JOB
Filter the records down to the lines that contain the string "creator", keeping each matching line in full. Treat uppercase and lowercase as different.

Annotated element listings
══════════════════════════════

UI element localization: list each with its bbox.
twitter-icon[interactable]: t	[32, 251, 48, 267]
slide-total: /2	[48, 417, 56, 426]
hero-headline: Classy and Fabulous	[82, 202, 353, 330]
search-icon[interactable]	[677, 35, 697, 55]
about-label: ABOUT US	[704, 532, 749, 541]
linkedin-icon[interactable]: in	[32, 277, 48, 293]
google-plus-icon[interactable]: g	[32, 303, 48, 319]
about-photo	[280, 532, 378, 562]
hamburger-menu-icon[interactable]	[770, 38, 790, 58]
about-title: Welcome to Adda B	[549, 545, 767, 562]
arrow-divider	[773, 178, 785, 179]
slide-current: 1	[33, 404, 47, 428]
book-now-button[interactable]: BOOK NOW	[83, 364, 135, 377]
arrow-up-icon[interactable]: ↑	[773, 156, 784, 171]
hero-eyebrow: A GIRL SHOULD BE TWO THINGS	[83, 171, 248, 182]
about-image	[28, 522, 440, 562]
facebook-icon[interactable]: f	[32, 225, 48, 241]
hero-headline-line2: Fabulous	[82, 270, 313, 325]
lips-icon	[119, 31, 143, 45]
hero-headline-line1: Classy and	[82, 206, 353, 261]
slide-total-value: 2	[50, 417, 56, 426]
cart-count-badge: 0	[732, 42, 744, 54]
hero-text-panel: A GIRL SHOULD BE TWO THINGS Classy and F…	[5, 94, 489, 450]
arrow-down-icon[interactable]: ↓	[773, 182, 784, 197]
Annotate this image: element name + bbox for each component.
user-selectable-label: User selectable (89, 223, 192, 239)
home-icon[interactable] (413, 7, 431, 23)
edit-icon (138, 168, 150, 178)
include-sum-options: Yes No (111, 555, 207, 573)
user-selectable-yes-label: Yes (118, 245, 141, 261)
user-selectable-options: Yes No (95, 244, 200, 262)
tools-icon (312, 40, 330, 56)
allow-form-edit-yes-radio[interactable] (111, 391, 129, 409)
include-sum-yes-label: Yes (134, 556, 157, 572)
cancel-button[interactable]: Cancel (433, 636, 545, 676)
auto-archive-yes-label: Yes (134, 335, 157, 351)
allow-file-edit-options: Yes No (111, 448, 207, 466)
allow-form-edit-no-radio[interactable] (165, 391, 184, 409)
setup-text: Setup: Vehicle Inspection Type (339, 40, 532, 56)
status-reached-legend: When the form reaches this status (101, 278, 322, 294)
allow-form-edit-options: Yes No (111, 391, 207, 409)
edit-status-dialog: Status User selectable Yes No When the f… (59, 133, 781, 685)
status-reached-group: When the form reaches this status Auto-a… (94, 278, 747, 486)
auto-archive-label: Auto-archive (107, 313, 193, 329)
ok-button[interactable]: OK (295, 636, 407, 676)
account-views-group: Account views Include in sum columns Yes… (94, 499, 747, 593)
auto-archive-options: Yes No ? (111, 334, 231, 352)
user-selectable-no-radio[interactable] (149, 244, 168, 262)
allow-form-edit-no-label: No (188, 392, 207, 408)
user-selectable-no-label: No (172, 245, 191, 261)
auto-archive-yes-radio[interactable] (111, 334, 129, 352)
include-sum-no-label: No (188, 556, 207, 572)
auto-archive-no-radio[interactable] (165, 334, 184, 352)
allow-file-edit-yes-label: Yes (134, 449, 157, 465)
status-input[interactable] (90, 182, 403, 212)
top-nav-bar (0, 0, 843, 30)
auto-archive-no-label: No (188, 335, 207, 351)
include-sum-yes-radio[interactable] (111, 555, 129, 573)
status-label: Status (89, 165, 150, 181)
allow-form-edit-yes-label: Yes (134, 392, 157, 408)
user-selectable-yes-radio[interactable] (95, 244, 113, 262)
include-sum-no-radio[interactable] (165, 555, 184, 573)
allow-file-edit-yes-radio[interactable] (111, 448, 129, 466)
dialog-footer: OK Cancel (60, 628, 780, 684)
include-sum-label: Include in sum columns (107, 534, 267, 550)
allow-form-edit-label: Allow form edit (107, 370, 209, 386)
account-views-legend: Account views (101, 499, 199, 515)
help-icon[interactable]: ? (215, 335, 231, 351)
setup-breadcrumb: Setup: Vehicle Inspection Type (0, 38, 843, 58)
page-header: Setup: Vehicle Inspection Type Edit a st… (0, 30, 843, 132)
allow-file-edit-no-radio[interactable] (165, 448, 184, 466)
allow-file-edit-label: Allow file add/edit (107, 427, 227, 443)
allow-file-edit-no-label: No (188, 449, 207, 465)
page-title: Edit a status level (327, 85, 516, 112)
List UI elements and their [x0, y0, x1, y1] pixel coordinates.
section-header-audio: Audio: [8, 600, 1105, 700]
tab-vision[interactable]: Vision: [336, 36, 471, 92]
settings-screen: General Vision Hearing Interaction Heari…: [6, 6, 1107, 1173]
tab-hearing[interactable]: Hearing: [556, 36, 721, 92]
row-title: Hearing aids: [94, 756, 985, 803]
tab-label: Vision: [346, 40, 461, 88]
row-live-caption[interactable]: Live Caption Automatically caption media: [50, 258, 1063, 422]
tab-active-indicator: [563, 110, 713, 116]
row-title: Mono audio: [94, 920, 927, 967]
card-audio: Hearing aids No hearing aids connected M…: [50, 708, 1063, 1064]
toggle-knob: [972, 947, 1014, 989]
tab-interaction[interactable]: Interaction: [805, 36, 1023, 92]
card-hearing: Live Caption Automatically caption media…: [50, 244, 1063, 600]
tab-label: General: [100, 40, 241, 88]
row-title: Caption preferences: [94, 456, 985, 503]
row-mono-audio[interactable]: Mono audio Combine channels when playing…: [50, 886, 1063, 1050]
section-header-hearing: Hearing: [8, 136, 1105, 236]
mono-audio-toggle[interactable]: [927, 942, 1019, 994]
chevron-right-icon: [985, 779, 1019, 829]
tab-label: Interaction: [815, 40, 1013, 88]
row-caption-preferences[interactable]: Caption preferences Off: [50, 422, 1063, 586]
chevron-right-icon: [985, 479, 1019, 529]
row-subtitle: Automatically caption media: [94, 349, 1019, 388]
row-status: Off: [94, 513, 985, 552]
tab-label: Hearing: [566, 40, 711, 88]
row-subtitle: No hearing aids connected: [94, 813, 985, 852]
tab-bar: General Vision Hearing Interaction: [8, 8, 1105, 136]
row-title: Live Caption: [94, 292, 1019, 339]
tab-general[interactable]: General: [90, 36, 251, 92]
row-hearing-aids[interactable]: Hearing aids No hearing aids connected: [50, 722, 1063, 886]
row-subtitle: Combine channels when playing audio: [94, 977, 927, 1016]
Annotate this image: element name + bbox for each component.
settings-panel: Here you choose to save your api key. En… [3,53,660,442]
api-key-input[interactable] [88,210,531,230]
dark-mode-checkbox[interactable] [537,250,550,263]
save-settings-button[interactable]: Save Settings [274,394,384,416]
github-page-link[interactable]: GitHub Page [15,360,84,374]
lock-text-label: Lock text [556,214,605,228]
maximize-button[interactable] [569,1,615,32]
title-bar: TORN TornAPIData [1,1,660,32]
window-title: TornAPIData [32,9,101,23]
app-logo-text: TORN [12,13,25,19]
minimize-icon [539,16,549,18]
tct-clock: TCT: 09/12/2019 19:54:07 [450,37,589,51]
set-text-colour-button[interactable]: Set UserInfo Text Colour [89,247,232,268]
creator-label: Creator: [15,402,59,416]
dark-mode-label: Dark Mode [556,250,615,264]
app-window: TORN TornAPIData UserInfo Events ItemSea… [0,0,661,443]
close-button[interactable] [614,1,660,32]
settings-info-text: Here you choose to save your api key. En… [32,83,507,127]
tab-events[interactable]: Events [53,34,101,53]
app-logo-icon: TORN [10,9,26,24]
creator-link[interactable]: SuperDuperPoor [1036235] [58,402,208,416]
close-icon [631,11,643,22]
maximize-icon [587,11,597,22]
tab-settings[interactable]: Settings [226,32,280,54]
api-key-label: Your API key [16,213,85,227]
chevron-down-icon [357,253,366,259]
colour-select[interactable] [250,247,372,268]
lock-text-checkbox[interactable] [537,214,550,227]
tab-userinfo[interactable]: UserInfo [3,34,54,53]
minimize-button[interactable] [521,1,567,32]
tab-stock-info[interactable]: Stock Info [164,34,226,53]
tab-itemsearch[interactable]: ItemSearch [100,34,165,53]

══════════════════════════════

RESULT BELOW
creator-label: Creator: [15,402,59,416]
creator-link[interactable]: SuperDuperPoor [1036235] [58,402,208,416]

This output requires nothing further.